[SHORT PROBLEM] Give every entry again, unchanged, and leave its images out.

[SOURCE MATERIAL]
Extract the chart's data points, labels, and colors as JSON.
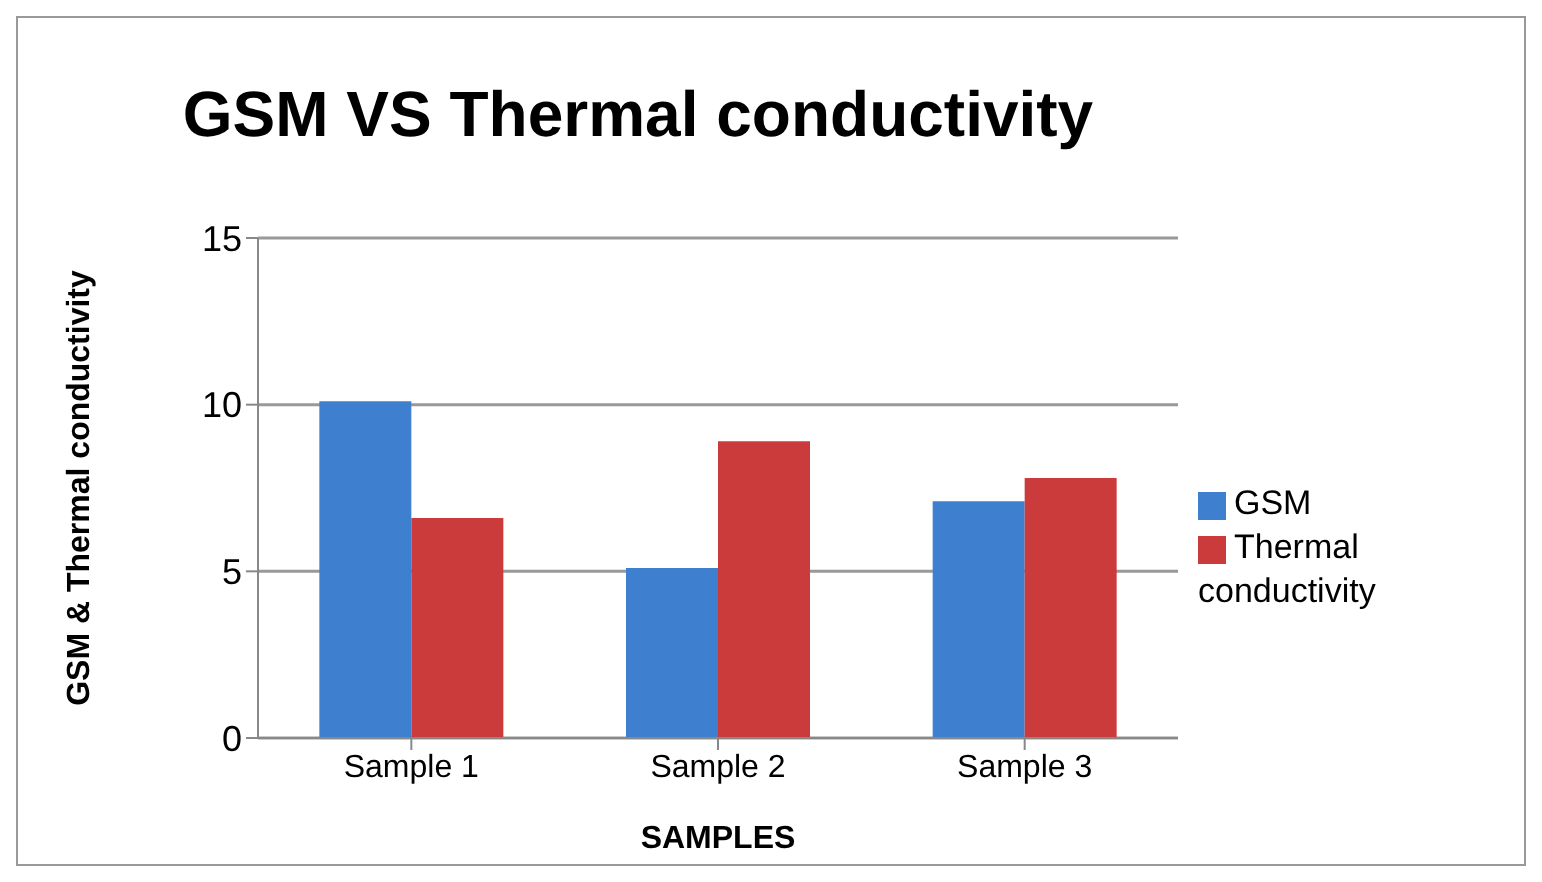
{
  "chart_data": {
    "type": "bar",
    "title": "GSM VS Thermal conductivity",
    "xlabel": "SAMPLES",
    "ylabel": "GSM & Thermal conductivity",
    "categories": [
      "Sample 1",
      "Sample 2",
      "Sample 3"
    ],
    "series": [
      {
        "name": "GSM",
        "color": "#3f7fd0",
        "values": [
          10.1,
          5.1,
          7.1
        ]
      },
      {
        "name": "Thermal conductivity",
        "color": "#cc3b3b",
        "values": [
          6.6,
          8.9,
          7.8
        ]
      }
    ],
    "ylim": [
      0,
      15
    ],
    "yticks": [
      0,
      5,
      10,
      15
    ],
    "grid": "y",
    "legend": "right"
  }
}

[THE COMPLETED TASK]
Extract the chart's data points, labels, and colors as JSON.
{
  "chart_data": {
    "type": "bar",
    "title": "GSM VS Thermal conductivity",
    "xlabel": "SAMPLES",
    "ylabel": "GSM & Thermal conductivity",
    "categories": [
      "Sample 1",
      "Sample 2",
      "Sample 3"
    ],
    "series": [
      {
        "name": "GSM",
        "color": "#3f7fd0",
        "values": [
          10.1,
          5.1,
          7.1
        ]
      },
      {
        "name": "Thermal conductivity",
        "color": "#cc3b3b",
        "values": [
          6.6,
          8.9,
          7.8
        ]
      }
    ],
    "ylim": [
      0,
      15
    ],
    "yticks": [
      0,
      5,
      10,
      15
    ],
    "grid": "y",
    "legend": "right"
  }
}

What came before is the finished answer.